Work required - Where a line holds the word "deep", copy that line.

[Dataset items]

------------------------------------------------------------

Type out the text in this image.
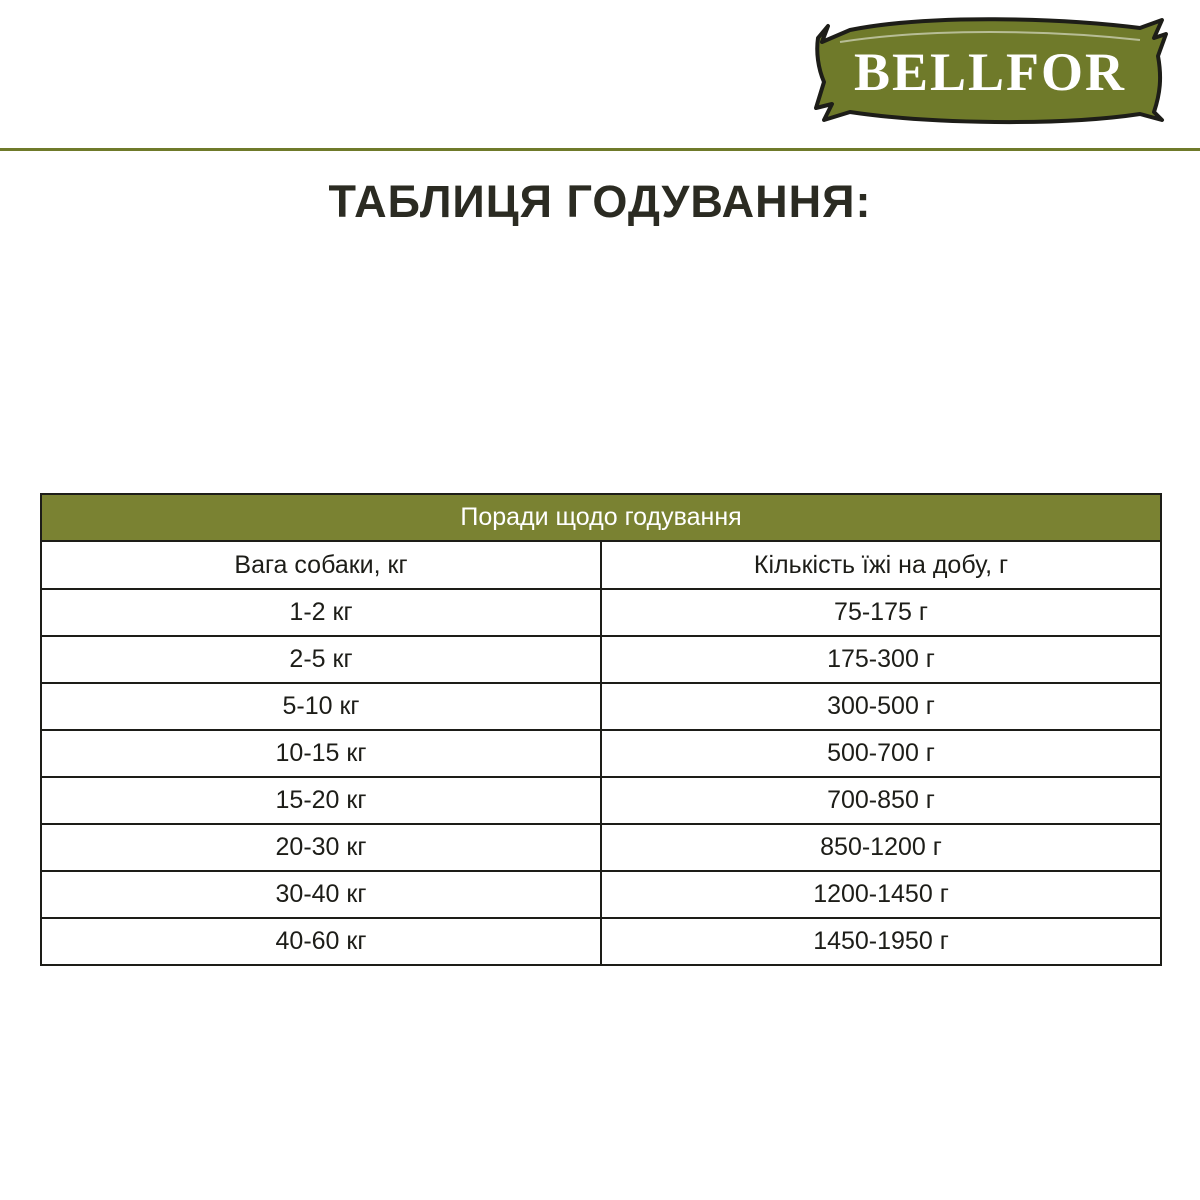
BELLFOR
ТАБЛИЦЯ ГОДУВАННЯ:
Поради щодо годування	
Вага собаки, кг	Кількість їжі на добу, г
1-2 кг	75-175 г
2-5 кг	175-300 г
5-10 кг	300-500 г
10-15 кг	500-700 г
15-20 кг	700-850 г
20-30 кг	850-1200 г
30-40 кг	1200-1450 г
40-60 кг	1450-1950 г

------------------------------------------------------------

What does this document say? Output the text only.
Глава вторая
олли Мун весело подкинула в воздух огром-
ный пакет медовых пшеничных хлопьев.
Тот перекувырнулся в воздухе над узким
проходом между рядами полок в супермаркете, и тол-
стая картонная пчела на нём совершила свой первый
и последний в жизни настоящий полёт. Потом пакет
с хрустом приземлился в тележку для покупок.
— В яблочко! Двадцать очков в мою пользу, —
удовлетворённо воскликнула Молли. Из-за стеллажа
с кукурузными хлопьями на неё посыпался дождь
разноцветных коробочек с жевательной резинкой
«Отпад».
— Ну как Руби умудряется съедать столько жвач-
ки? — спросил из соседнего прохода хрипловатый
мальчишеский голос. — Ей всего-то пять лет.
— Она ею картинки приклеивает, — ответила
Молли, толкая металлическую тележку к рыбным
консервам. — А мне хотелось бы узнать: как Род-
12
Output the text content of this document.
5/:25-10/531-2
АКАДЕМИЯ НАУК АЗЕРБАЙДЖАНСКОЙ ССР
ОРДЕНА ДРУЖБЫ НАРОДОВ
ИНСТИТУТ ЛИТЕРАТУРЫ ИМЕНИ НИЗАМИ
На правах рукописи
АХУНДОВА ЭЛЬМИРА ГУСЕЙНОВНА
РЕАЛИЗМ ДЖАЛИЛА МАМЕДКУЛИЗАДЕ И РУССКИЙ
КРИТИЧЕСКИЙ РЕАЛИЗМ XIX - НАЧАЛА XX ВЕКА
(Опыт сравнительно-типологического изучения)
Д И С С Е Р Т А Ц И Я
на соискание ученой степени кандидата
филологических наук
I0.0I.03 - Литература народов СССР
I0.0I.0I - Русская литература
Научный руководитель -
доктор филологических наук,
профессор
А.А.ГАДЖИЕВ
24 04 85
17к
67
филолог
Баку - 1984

------------------------------------------------------------

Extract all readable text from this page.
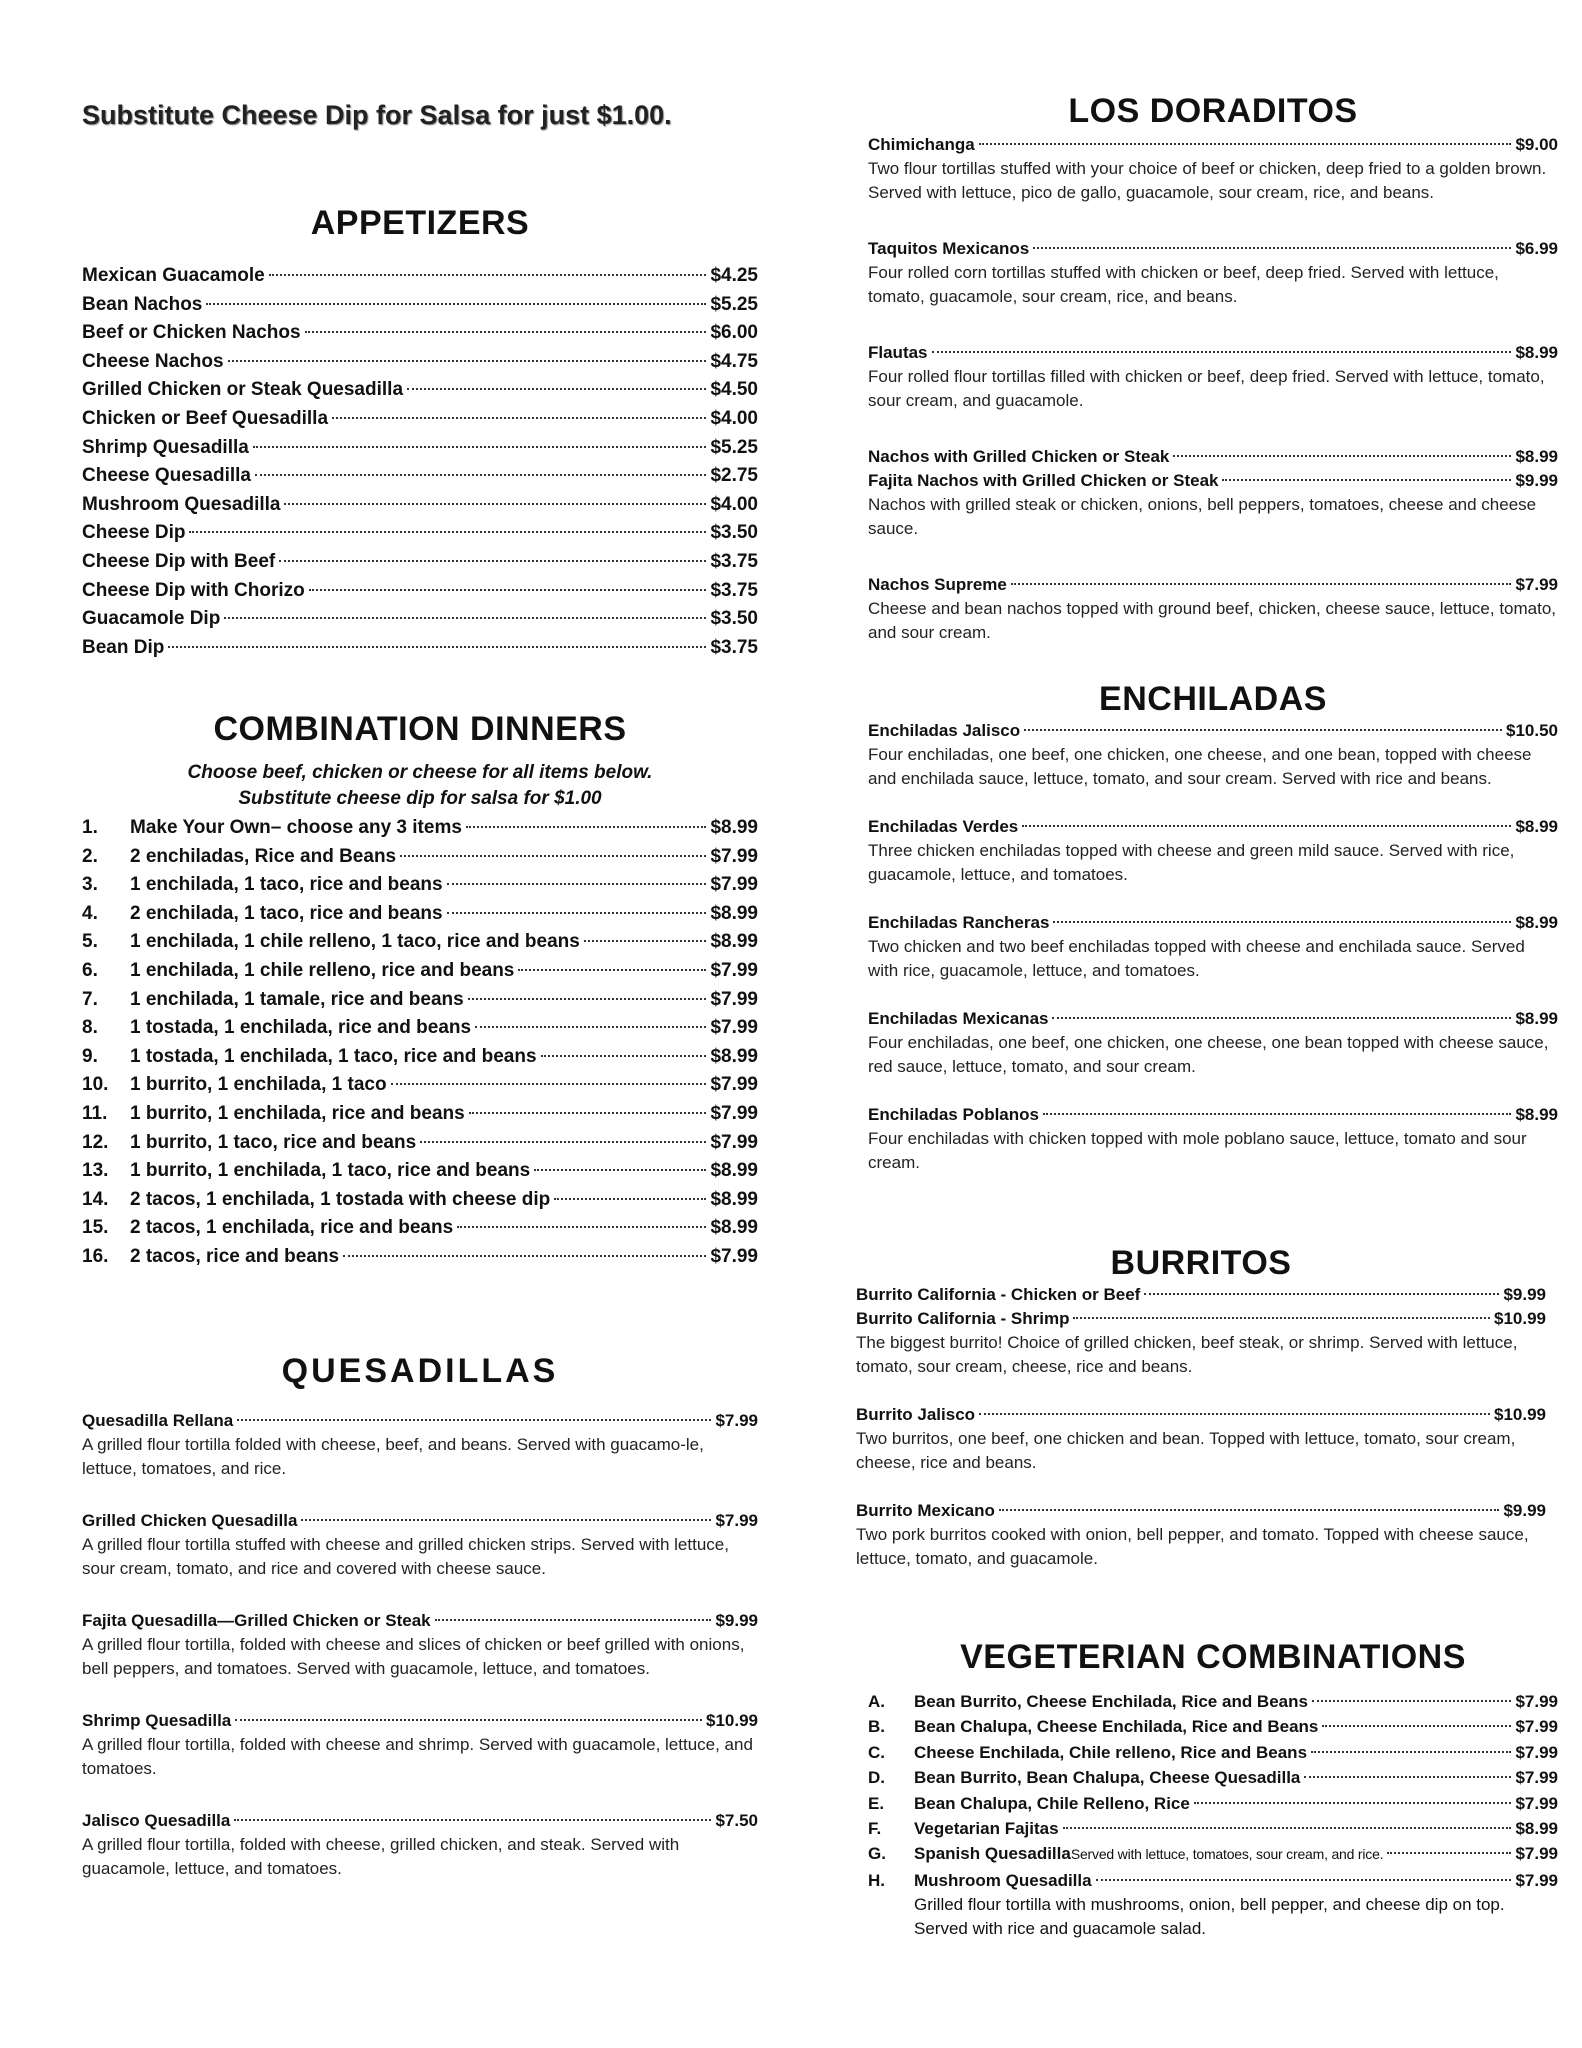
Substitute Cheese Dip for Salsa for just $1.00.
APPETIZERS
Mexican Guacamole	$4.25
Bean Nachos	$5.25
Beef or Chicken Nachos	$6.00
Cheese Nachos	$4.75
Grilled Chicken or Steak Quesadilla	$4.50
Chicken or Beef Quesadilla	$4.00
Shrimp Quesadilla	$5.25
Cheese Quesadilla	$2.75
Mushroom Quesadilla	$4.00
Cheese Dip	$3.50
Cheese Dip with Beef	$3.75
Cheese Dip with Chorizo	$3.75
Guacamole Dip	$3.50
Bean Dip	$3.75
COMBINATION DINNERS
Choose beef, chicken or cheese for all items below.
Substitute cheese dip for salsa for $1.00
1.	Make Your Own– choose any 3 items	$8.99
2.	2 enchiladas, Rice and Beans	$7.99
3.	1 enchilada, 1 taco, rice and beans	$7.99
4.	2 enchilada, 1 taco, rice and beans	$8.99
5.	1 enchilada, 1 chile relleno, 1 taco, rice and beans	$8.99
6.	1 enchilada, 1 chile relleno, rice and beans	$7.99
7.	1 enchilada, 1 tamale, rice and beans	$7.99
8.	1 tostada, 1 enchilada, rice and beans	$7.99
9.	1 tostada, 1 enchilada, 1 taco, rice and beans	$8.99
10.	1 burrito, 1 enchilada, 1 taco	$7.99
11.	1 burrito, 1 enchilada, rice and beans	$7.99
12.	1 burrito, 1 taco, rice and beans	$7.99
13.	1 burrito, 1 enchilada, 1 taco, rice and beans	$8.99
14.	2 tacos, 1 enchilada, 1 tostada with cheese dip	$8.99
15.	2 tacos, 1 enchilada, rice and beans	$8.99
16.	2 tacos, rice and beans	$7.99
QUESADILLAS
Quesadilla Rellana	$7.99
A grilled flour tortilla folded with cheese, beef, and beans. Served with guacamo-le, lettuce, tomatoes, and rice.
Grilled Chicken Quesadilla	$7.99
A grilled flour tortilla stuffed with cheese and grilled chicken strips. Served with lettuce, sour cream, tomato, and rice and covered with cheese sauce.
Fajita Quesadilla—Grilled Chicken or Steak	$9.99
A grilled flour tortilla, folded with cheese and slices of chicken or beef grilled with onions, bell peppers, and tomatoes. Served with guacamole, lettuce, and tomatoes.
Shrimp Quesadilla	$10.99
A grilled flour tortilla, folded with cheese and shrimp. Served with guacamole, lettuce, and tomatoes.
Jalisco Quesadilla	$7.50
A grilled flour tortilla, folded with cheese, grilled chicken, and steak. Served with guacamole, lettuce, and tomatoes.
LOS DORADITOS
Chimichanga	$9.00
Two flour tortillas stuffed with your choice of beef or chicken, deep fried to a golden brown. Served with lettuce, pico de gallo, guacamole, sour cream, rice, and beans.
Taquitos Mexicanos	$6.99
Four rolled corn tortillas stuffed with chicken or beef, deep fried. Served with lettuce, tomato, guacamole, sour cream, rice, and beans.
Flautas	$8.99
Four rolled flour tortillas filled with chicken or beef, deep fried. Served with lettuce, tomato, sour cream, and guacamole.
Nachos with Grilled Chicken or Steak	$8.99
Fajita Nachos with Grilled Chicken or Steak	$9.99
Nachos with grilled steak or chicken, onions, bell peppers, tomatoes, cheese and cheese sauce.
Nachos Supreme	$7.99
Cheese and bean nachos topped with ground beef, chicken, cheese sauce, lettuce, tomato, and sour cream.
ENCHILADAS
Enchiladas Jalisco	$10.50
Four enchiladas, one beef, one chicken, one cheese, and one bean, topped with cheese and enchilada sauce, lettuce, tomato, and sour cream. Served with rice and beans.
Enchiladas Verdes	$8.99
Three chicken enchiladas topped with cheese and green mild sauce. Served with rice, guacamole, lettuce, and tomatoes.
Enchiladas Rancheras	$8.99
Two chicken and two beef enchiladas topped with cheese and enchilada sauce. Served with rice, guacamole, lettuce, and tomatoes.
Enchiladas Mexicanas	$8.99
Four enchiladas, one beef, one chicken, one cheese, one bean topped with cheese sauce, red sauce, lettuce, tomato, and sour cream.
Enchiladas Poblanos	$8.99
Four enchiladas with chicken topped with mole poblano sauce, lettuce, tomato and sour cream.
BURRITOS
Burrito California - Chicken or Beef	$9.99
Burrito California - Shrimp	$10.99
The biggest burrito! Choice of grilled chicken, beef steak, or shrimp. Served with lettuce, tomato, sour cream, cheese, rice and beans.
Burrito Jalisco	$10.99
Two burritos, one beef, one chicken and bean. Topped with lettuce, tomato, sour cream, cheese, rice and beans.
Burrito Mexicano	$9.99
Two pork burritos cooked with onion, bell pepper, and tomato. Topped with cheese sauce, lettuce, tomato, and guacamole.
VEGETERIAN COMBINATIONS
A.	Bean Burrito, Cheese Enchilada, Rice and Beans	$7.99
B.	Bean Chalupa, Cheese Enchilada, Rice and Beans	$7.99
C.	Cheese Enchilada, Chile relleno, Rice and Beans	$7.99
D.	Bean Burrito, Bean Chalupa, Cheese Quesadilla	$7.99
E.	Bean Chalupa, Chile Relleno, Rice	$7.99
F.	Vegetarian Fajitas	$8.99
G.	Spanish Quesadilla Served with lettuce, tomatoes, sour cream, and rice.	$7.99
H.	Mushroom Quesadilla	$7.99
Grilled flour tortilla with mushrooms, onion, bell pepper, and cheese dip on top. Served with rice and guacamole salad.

------------------------------------------------------------

Right answer -
Two flour tortillas stuffed with your choice of beef or chicken, deep fried to a golden brown. Served with lettuce, pico de gallo, guacamole, sour cream, rice, and beans.
Four rolled corn tortillas stuffed with chicken or beef, deep fried. Served with lettuce, tomato, guacamole, sour cream, rice, and beans.
Four rolled flour tortillas filled with chicken or beef, deep fried. Served with lettuce, tomato, sour cream, and guacamole.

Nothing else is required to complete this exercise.